begin Input rows

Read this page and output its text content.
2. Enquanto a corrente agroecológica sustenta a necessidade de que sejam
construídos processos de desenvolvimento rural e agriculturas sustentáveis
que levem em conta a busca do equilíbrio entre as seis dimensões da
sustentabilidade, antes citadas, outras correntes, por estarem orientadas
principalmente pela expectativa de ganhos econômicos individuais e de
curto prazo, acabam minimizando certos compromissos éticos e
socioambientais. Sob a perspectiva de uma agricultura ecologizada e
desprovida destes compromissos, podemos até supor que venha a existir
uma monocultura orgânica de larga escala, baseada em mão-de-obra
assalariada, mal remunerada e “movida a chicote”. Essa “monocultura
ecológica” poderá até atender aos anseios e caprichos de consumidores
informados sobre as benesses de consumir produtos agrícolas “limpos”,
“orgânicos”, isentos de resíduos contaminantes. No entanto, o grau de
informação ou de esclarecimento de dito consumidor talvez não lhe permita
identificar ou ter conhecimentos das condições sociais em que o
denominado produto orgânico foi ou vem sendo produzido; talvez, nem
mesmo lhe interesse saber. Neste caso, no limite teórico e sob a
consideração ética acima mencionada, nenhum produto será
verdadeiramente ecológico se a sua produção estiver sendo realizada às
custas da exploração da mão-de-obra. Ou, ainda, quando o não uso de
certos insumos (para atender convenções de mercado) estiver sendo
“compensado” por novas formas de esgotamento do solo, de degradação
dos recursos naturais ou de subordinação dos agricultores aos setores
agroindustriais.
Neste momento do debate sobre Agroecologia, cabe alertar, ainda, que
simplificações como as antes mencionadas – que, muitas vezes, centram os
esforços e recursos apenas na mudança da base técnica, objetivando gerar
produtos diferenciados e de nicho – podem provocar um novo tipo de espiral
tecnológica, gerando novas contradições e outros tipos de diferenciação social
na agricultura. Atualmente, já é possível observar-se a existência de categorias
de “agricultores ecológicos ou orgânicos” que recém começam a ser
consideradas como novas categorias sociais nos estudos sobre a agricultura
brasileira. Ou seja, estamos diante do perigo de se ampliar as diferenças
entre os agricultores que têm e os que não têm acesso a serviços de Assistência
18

end Input rows

#### [Exercise instructions]
Restate each entry exactly, skipping none.

#### [Reply]
Read this page and output its text content.
2. Enquanto a corrente agroecológica sustenta a necessidade de que sejam
construídos processos de desenvolvimento rural e agriculturas sustentáveis
que levem em conta a busca do equilíbrio entre as seis dimensões da
sustentabilidade, antes citadas, outras correntes, por estarem orientadas
principalmente pela expectativa de ganhos econômicos individuais e de
curto prazo, acabam minimizando certos compromissos éticos e
socioambientais. Sob a perspectiva de uma agricultura ecologizada e
desprovida destes compromissos, podemos até supor que venha a existir
uma monocultura orgânica de larga escala, baseada em mão-de-obra
assalariada, mal remunerada e “movida a chicote”. Essa “monocultura
ecológica” poderá até atender aos anseios e caprichos de consumidores
informados sobre as benesses de consumir produtos agrícolas “limpos”,
“orgânicos”, isentos de resíduos contaminantes. No entanto, o grau de
informação ou de esclarecimento de dito consumidor talvez não lhe permita
identificar ou ter conhecimentos das condições sociais em que o
denominado produto orgânico foi ou vem sendo produzido; talvez, nem
mesmo lhe interesse saber. Neste caso, no limite teórico e sob a
consideração ética acima mencionada, nenhum produto será
verdadeiramente ecológico se a sua produção estiver sendo realizada às
custas da exploração da mão-de-obra. Ou, ainda, quando o não uso de
certos insumos (para atender convenções de mercado) estiver sendo
“compensado” por novas formas de esgotamento do solo, de degradação
dos recursos naturais ou de subordinação dos agricultores aos setores
agroindustriais.
Neste momento do debate sobre Agroecologia, cabe alertar, ainda, que
simplificações como as antes mencionadas – que, muitas vezes, centram os
esforços e recursos apenas na mudança da base técnica, objetivando gerar
produtos diferenciados e de nicho – podem provocar um novo tipo de espiral
tecnológica, gerando novas contradições e outros tipos de diferenciação social
na agricultura. Atualmente, já é possível observar-se a existência de categorias
de “agricultores ecológicos ou orgânicos” que recém começam a ser
consideradas como novas categorias sociais nos estudos sobre a agricultura
brasileira. Ou seja, estamos diante do perigo de se ampliar as diferenças
entre os agricultores que têm e os que não têm acesso a serviços de Assistência
18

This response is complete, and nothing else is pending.